[Extracts from a graphics dataset]
----------------
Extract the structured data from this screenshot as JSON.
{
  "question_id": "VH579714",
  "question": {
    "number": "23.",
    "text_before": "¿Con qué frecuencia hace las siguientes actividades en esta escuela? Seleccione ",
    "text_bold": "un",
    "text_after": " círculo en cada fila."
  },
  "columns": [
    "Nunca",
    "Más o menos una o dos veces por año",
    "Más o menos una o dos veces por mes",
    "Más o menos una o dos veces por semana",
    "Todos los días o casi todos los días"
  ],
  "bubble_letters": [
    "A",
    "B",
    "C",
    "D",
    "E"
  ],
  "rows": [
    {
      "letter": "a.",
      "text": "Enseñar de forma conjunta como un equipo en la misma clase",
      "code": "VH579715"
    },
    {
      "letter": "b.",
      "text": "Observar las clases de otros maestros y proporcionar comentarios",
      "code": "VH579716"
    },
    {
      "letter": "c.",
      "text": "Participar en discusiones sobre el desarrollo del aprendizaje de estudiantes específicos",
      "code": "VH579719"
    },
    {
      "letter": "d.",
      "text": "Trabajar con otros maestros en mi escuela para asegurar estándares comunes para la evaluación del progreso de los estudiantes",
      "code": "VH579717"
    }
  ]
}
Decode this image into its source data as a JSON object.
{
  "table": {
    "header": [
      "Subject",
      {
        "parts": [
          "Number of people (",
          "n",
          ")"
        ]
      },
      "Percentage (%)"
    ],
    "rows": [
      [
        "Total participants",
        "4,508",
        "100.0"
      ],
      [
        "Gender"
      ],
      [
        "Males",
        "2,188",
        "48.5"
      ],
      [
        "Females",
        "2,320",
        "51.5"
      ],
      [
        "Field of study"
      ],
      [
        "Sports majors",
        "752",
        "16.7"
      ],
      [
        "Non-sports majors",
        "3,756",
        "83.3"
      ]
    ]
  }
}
----------------
▶ OBJECTIVE: Gather up the lines that contain the word "JSON".

▶ RESULT BELOW:
Extract the structured data from this screenshot as JSON.
Decode this image into its source data as a JSON object.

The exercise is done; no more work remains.